[Extracted records]
■ ■ ■ ■ ■ ■ ■
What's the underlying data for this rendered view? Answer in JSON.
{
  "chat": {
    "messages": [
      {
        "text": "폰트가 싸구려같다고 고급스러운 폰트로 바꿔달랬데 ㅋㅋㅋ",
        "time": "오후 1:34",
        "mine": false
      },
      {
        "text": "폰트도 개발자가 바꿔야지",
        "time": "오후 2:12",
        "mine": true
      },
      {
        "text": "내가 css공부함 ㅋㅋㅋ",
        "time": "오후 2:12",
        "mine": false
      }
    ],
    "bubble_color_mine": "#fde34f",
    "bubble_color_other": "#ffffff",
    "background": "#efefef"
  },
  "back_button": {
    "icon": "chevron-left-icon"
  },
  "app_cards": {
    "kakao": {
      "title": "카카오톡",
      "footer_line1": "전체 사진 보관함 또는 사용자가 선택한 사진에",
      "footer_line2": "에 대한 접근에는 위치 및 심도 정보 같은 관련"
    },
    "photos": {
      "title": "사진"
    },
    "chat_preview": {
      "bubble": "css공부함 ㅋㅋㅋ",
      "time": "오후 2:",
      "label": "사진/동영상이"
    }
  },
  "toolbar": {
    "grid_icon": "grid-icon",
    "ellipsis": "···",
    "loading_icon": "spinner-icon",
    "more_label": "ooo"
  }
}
■ ■ ■ ■ ■ ■ ■
What is asked - Return the listing above in full, character for character.

The solution -
What's the underlying data for this rendered view? Answer in JSON.
{
  "chat": {
    "messages": [
      {
        "text": "폰트가 싸구려같다고 고급스러운 폰트로 바꿔달랬데 ㅋㅋㅋ",
        "time": "오후 1:34",
        "mine": false
      },
      {
        "text": "폰트도 개발자가 바꿔야지",
        "time": "오후 2:12",
        "mine": true
      },
      {
        "text": "내가 css공부함 ㅋㅋㅋ",
        "time": "오후 2:12",
        "mine": false
      }
    ],
    "bubble_color_mine": "#fde34f",
    "bubble_color_other": "#ffffff",
    "background": "#efefef"
  },
  "back_button": {
    "icon": "chevron-left-icon"
  },
  "app_cards": {
    "kakao": {
      "title": "카카오톡",
      "footer_line1": "전체 사진 보관함 또는 사용자가 선택한 사진에",
      "footer_line2": "에 대한 접근에는 위치 및 심도 정보 같은 관련"
    },
    "photos": {
      "title": "사진"
    },
    "chat_preview": {
      "bubble": "css공부함 ㅋㅋㅋ",
      "time": "오후 2:",
      "label": "사진/동영상이"
    }
  },
  "toolbar": {
    "grid_icon": "grid-icon",
    "ellipsis": "···",
    "loading_icon": "spinner-icon",
    "more_label": "ooo"
  }
}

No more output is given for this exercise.